Rows from a figure dataset:
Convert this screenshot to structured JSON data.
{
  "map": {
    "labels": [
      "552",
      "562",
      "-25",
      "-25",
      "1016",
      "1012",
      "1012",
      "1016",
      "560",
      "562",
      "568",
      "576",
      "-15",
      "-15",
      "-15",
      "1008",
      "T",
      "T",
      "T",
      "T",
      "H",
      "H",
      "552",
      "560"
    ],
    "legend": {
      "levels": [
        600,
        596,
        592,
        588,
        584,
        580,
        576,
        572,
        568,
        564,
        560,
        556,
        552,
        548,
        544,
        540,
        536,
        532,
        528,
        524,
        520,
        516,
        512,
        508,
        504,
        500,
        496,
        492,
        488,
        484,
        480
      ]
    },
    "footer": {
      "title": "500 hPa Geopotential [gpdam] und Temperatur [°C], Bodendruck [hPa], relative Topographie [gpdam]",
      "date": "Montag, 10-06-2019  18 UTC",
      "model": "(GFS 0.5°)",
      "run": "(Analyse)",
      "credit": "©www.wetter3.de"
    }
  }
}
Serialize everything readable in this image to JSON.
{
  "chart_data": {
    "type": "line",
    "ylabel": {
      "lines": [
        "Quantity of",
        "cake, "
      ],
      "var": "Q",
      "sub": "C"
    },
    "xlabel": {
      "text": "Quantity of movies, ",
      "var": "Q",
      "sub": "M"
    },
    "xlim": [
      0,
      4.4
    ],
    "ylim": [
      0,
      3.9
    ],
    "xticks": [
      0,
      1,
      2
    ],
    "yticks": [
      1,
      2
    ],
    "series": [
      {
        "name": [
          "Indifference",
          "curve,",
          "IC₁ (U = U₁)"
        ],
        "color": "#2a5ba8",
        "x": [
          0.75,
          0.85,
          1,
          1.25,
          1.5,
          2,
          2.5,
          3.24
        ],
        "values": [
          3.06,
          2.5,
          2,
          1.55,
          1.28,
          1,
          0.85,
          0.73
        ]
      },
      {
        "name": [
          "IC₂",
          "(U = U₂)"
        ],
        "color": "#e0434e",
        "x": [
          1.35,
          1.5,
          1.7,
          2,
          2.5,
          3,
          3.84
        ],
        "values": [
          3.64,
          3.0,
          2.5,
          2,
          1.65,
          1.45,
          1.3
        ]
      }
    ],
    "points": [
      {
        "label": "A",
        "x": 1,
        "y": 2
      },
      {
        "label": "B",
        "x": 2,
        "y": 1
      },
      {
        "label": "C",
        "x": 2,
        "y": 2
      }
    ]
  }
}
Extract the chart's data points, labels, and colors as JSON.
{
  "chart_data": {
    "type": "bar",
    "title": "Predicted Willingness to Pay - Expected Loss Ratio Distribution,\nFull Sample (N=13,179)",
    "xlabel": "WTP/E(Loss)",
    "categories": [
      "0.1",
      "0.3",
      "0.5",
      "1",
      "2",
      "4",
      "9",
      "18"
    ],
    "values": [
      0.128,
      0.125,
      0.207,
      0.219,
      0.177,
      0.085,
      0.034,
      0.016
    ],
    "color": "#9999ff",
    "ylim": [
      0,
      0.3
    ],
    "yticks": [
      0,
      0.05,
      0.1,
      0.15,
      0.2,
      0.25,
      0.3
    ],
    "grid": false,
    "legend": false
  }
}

What this task involves: Set down all of the data above, word for word.

Response to the exercise:
Convert this screenshot to structured JSON data.
{
  "map": {
    "labels": [
      "552",
      "562",
      "-25",
      "-25",
      "1016",
      "1012",
      "1012",
      "1016",
      "560",
      "562",
      "568",
      "576",
      "-15",
      "-15",
      "-15",
      "1008",
      "T",
      "T",
      "T",
      "T",
      "H",
      "H",
      "552",
      "560"
    ],
    "legend": {
      "levels": [
        600,
        596,
        592,
        588,
        584,
        580,
        576,
        572,
        568,
        564,
        560,
        556,
        552,
        548,
        544,
        540,
        536,
        532,
        528,
        524,
        520,
        516,
        512,
        508,
        504,
        500,
        496,
        492,
        488,
        484,
        480
      ]
    },
    "footer": {
      "title": "500 hPa Geopotential [gpdam] und Temperatur [°C], Bodendruck [hPa], relative Topographie [gpdam]",
      "date": "Montag, 10-06-2019  18 UTC",
      "model": "(GFS 0.5°)",
      "run": "(Analyse)",
      "credit": "©www.wetter3.de"
    }
  }
}
Serialize everything readable in this image to JSON.
{
  "chart_data": {
    "type": "line",
    "ylabel": {
      "lines": [
        "Quantity of",
        "cake, "
      ],
      "var": "Q",
      "sub": "C"
    },
    "xlabel": {
      "text": "Quantity of movies, ",
      "var": "Q",
      "sub": "M"
    },
    "xlim": [
      0,
      4.4
    ],
    "ylim": [
      0,
      3.9
    ],
    "xticks": [
      0,
      1,
      2
    ],
    "yticks": [
      1,
      2
    ],
    "series": [
      {
        "name": [
          "Indifference",
          "curve,",
          "IC₁ (U = U₁)"
        ],
        "color": "#2a5ba8",
        "x": [
          0.75,
          0.85,
          1,
          1.25,
          1.5,
          2,
          2.5,
          3.24
        ],
        "values": [
          3.06,
          2.5,
          2,
          1.55,
          1.28,
          1,
          0.85,
          0.73
        ]
      },
      {
        "name": [
          "IC₂",
          "(U = U₂)"
        ],
        "color": "#e0434e",
        "x": [
          1.35,
          1.5,
          1.7,
          2,
          2.5,
          3,
          3.84
        ],
        "values": [
          3.64,
          3.0,
          2.5,
          2,
          1.65,
          1.45,
          1.3
        ]
      }
    ],
    "points": [
      {
        "label": "A",
        "x": 1,
        "y": 2
      },
      {
        "label": "B",
        "x": 2,
        "y": 1
      },
      {
        "label": "C",
        "x": 2,
        "y": 2
      }
    ]
  }
}
Extract the chart's data points, labels, and colors as JSON.
{
  "chart_data": {
    "type": "bar",
    "title": "Predicted Willingness to Pay - Expected Loss Ratio Distribution,\nFull Sample (N=13,179)",
    "xlabel": "WTP/E(Loss)",
    "categories": [
      "0.1",
      "0.3",
      "0.5",
      "1",
      "2",
      "4",
      "9",
      "18"
    ],
    "values": [
      0.128,
      0.125,
      0.207,
      0.219,
      0.177,
      0.085,
      0.034,
      0.016
    ],
    "color": "#9999ff",
    "ylim": [
      0,
      0.3
    ],
    "yticks": [
      0,
      0.05,
      0.1,
      0.15,
      0.2,
      0.25,
      0.3
    ],
    "grid": false,
    "legend": false
  }
}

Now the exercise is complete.